— What is needed —
Pull every "text" line out of the data below.

— Supplied material —
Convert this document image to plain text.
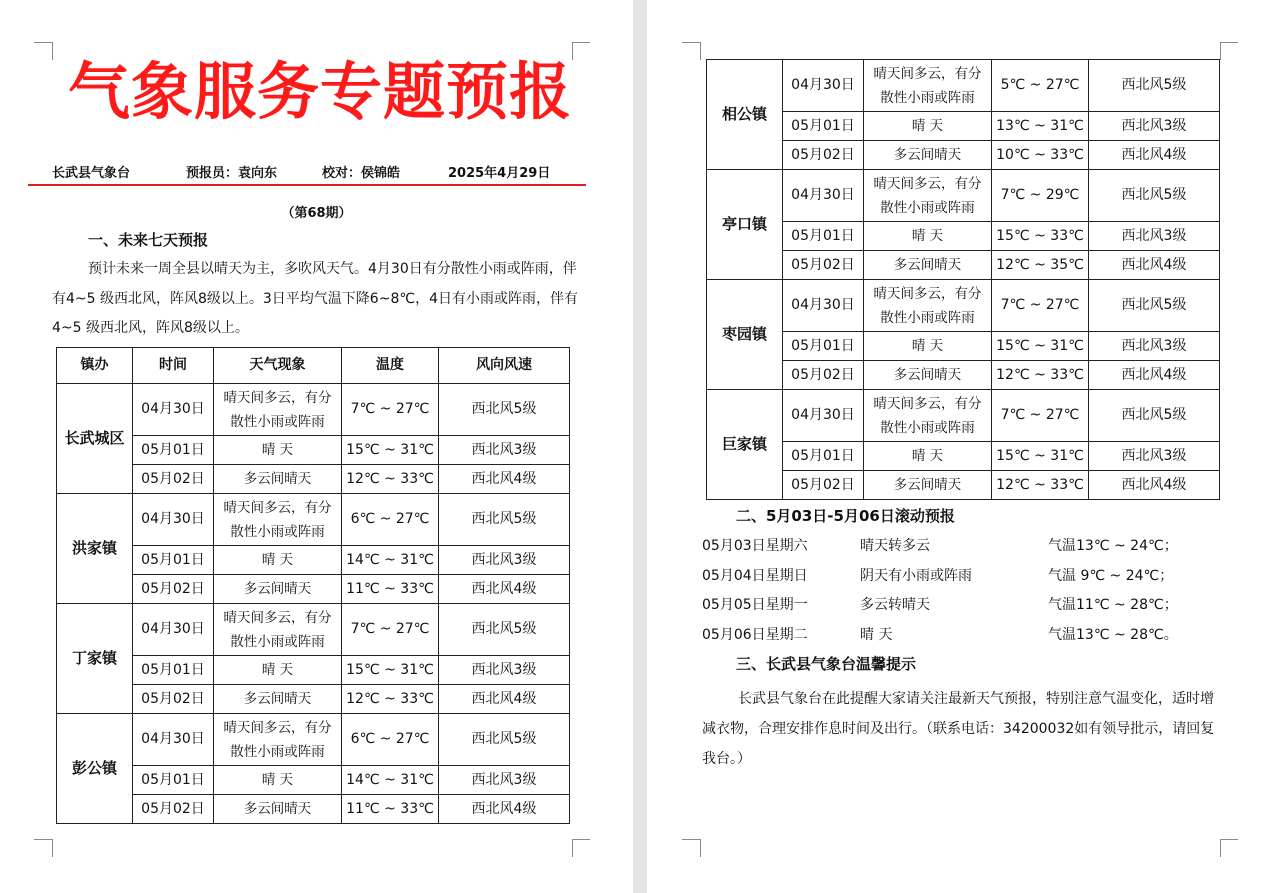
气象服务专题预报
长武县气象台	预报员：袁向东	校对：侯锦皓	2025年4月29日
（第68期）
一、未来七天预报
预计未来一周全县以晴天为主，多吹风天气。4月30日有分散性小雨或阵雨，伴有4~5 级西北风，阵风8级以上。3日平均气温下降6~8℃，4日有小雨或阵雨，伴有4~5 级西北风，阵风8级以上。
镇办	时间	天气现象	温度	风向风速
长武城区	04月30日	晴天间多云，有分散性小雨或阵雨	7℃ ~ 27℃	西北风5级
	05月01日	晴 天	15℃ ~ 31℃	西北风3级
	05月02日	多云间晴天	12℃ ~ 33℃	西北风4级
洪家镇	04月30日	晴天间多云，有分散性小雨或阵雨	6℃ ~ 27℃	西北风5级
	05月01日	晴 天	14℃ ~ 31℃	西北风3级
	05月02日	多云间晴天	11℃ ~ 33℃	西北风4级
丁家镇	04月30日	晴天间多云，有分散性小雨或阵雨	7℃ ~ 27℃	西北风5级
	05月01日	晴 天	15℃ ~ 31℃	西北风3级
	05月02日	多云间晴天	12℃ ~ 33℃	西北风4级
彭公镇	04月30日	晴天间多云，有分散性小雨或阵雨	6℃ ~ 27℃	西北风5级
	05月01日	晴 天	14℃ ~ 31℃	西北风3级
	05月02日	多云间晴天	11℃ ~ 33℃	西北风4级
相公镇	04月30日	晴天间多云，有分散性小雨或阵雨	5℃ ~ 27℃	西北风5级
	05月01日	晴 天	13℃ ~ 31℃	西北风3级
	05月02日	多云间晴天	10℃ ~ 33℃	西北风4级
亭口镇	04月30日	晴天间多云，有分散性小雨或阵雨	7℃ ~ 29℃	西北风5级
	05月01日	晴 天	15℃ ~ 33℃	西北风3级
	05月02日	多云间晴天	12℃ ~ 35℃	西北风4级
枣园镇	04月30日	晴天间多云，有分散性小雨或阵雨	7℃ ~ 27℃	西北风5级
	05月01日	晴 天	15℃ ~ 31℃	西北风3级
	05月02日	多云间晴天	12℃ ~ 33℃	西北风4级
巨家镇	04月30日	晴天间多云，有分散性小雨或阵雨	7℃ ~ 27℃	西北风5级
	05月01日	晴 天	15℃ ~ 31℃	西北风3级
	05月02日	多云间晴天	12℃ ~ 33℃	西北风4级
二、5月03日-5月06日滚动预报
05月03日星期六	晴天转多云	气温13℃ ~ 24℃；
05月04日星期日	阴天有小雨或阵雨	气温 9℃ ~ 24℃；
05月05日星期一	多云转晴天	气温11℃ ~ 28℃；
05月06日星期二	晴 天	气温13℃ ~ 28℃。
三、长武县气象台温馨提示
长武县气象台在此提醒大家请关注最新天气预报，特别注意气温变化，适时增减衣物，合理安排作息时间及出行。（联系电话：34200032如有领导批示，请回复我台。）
--
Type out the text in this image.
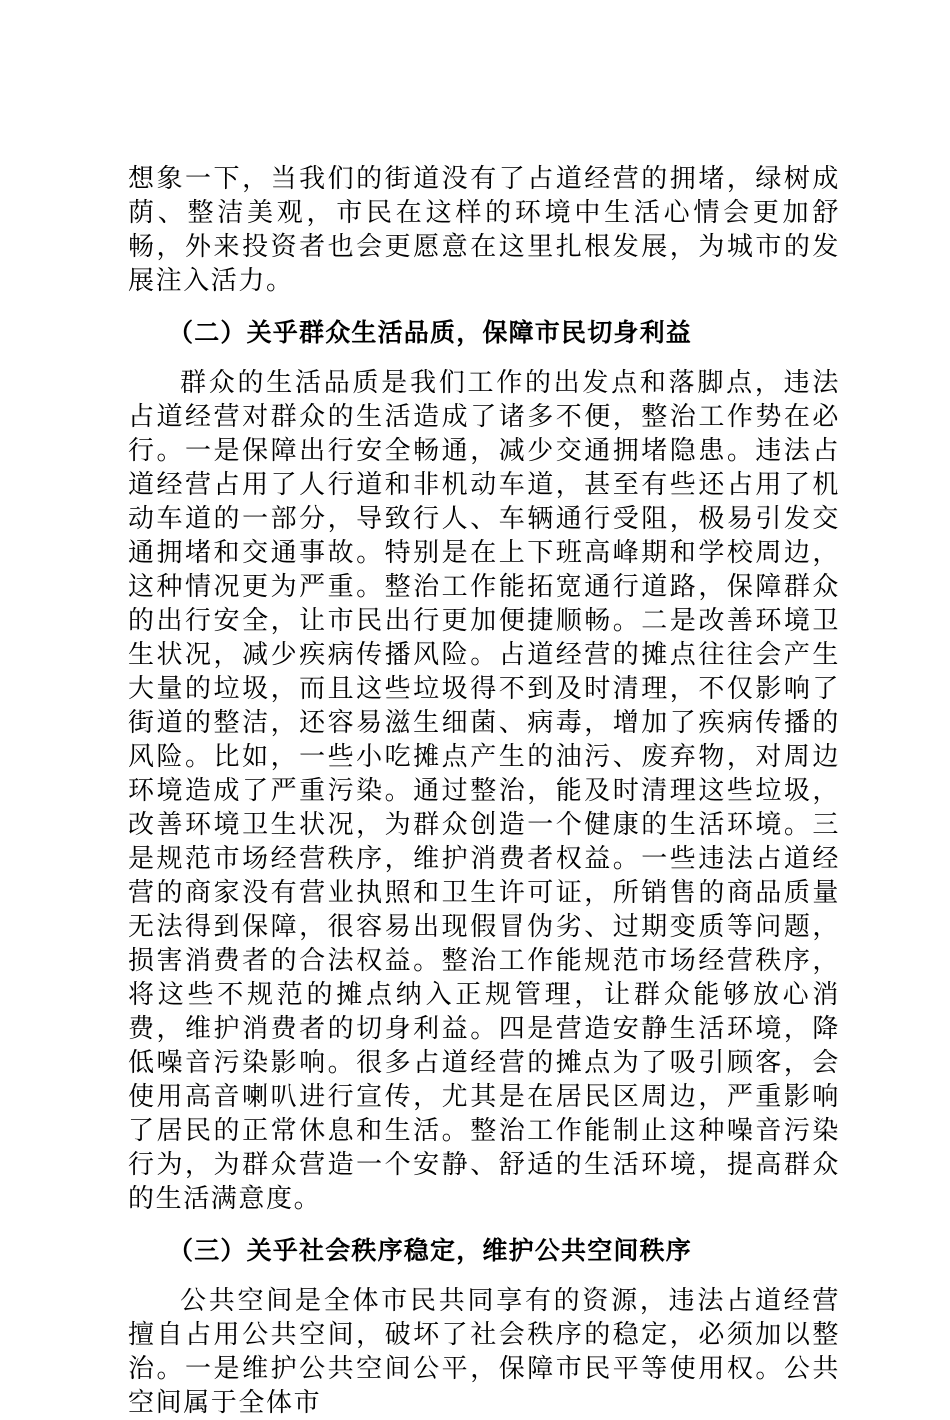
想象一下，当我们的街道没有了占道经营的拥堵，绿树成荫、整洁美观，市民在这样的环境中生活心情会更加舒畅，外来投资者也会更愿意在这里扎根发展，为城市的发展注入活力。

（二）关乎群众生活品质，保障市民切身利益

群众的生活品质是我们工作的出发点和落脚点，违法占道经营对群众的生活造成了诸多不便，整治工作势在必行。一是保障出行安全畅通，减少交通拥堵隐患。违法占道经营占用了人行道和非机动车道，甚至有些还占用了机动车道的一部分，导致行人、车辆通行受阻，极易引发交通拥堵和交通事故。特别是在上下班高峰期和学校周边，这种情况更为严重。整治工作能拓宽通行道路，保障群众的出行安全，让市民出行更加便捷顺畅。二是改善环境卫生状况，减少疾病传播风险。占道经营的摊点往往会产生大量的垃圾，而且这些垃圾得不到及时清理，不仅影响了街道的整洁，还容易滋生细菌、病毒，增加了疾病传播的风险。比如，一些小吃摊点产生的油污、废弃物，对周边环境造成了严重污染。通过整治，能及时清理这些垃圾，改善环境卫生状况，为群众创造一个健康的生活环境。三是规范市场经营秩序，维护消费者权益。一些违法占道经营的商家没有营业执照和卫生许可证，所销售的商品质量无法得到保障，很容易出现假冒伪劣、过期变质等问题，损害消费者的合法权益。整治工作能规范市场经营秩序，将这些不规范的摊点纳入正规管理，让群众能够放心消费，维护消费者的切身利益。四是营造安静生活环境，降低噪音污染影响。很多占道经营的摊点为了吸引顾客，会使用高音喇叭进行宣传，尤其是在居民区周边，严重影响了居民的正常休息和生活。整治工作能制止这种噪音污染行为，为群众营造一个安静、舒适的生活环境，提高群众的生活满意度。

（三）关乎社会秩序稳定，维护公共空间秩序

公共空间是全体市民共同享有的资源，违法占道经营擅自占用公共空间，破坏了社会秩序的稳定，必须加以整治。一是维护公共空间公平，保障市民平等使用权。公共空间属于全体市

— Answer below —
Convert this document image to plain text.
Type out the text in this image.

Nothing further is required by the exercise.